■ **Exercise goal**: Reproduce the listing below without changes, except that pictures are left out.

+++

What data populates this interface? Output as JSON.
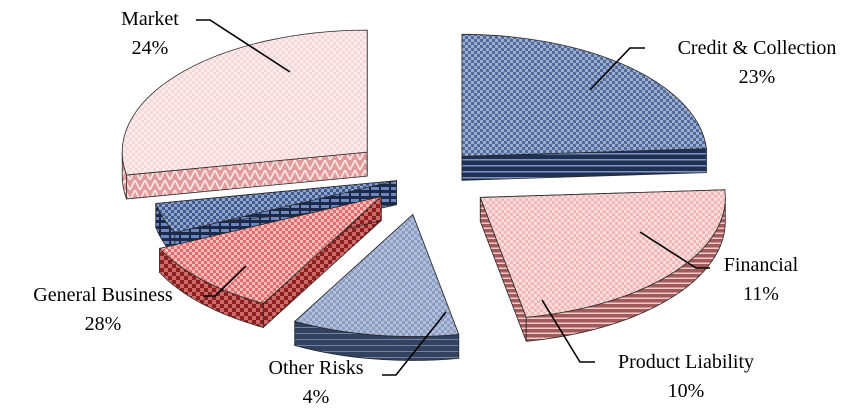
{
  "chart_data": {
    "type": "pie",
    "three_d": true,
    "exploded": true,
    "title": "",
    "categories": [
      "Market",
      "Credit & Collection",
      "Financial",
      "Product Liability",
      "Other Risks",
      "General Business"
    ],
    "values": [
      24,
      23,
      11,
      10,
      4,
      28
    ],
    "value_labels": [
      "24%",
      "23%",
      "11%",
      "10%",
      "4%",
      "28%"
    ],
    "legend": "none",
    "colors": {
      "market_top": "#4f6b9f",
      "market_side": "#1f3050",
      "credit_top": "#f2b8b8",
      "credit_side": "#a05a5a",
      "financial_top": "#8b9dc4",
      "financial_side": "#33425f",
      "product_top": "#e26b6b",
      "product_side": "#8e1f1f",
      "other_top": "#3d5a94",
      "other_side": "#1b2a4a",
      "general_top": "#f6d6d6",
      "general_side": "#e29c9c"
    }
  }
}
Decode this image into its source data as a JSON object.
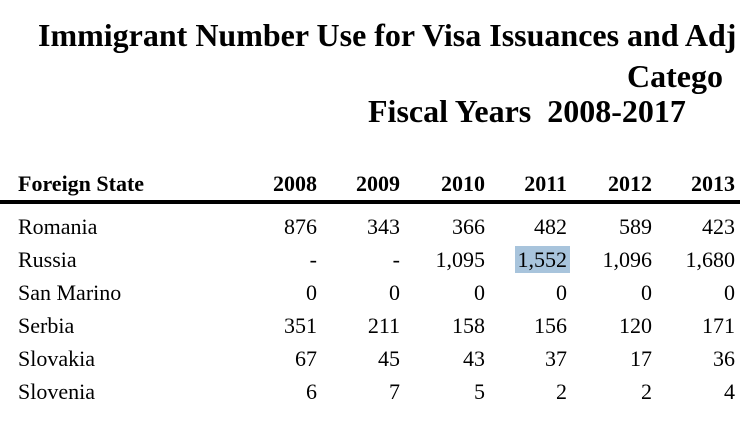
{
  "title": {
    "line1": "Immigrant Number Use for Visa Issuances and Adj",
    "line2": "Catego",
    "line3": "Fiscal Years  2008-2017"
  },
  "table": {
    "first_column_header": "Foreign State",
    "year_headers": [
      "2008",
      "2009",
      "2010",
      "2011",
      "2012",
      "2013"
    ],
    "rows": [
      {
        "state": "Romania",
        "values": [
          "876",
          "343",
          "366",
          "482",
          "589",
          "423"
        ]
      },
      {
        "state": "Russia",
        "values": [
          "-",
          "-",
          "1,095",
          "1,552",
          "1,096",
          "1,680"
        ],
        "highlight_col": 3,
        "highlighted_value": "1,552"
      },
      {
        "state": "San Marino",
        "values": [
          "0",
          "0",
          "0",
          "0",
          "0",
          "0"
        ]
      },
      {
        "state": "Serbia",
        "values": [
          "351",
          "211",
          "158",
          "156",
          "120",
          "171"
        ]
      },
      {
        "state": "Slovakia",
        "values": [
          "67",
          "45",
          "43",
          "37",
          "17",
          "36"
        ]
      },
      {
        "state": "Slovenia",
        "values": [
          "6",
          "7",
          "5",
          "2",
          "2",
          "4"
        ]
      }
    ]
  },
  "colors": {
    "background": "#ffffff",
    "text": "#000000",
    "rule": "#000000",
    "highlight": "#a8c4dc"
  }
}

+++

■ **Complete response**:
What data populates this interface? Output as JSON.
{
  "chart_data": {
    "type": "pie",
    "three_d": true,
    "exploded": true,
    "title": "",
    "categories": [
      "Market",
      "Credit & Collection",
      "Financial",
      "Product Liability",
      "Other Risks",
      "General Business"
    ],
    "values": [
      24,
      23,
      11,
      10,
      4,
      28
    ],
    "value_labels": [
      "24%",
      "23%",
      "11%",
      "10%",
      "4%",
      "28%"
    ],
    "legend": "none",
    "colors": {
      "market_top": "#4f6b9f",
      "market_side": "#1f3050",
      "credit_top": "#f2b8b8",
      "credit_side": "#a05a5a",
      "financial_top": "#8b9dc4",
      "financial_side": "#33425f",
      "product_top": "#e26b6b",
      "product_side": "#8e1f1f",
      "other_top": "#3d5a94",
      "other_side": "#1b2a4a",
      "general_top": "#f6d6d6",
      "general_side": "#e29c9c"
    }
  }
}
Decode this image into its source data as a JSON object.
{
  "title": {
    "line1": "Immigrant Number Use for Visa Issuances and Adj",
    "line2": "Catego",
    "line3": "Fiscal Years  2008-2017"
  },
  "table": {
    "first_column_header": "Foreign State",
    "year_headers": [
      "2008",
      "2009",
      "2010",
      "2011",
      "2012",
      "2013"
    ],
    "rows": [
      {
        "state": "Romania",
        "values": [
          "876",
          "343",
          "366",
          "482",
          "589",
          "423"
        ]
      },
      {
        "state": "Russia",
        "values": [
          "-",
          "-",
          "1,095",
          "1,552",
          "1,096",
          "1,680"
        ],
        "highlight_col": 3,
        "highlighted_value": "1,552"
      },
      {
        "state": "San Marino",
        "values": [
          "0",
          "0",
          "0",
          "0",
          "0",
          "0"
        ]
      },
      {
        "state": "Serbia",
        "values": [
          "351",
          "211",
          "158",
          "156",
          "120",
          "171"
        ]
      },
      {
        "state": "Slovakia",
        "values": [
          "67",
          "45",
          "43",
          "37",
          "17",
          "36"
        ]
      },
      {
        "state": "Slovenia",
        "values": [
          "6",
          "7",
          "5",
          "2",
          "2",
          "4"
        ]
      }
    ]
  },
  "colors": {
    "background": "#ffffff",
    "text": "#000000",
    "rule": "#000000",
    "highlight": "#a8c4dc"
  }
}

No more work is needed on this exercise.